- Given instruction:
Copy each line that has the string "Transport" somewhere in it.

Data records:
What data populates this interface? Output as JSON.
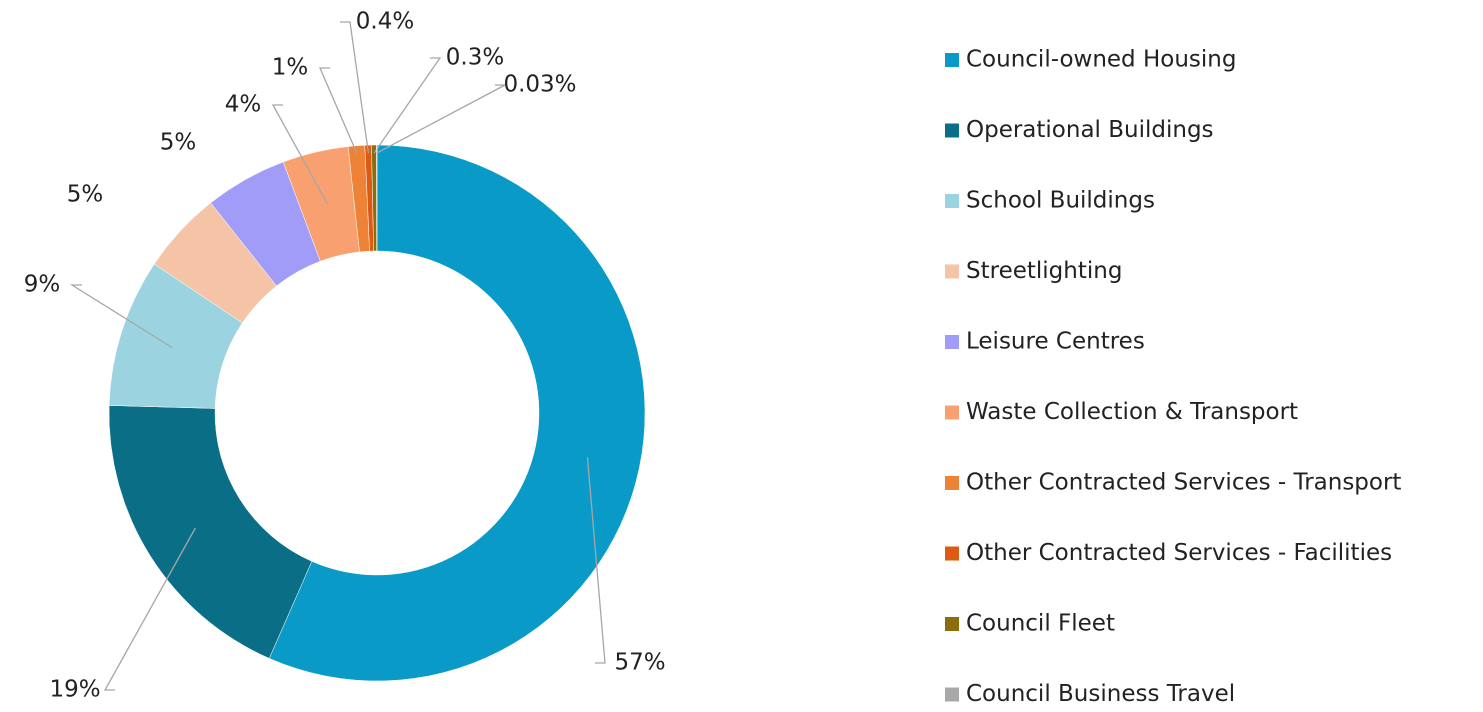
{
  "chart_data": {
    "type": "donut",
    "categories": [
      "Council-owned Housing",
      "Operational Buildings",
      "School Buildings",
      "Streetlighting",
      "Leisure Centres",
      "Waste Collection & Transport",
      "Other Contracted Services - Transport",
      "Other Contracted Services - Facilities",
      "Council Fleet",
      "Council Business Travel"
    ],
    "values": [
      57,
      19,
      9,
      5,
      5,
      4,
      1,
      0.4,
      0.3,
      0.03
    ],
    "value_labels": [
      "57%",
      "19%",
      "9%",
      "5%",
      "5%",
      "4%",
      "1%",
      "0.4%",
      "0.3%",
      "0.03%"
    ],
    "colors": [
      "#0a9ac8",
      "#0b6e87",
      "#9bd4e0",
      "#f5c4a6",
      "#a09cf7",
      "#f9a070",
      "#ee8236",
      "#dd5a12",
      "#8b6d0c",
      "#a8a8a8"
    ],
    "legend": "right"
  }
}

- Answer to this exercise:
      "Waste Collection & Transport",
      "Other Contracted Services - Transport",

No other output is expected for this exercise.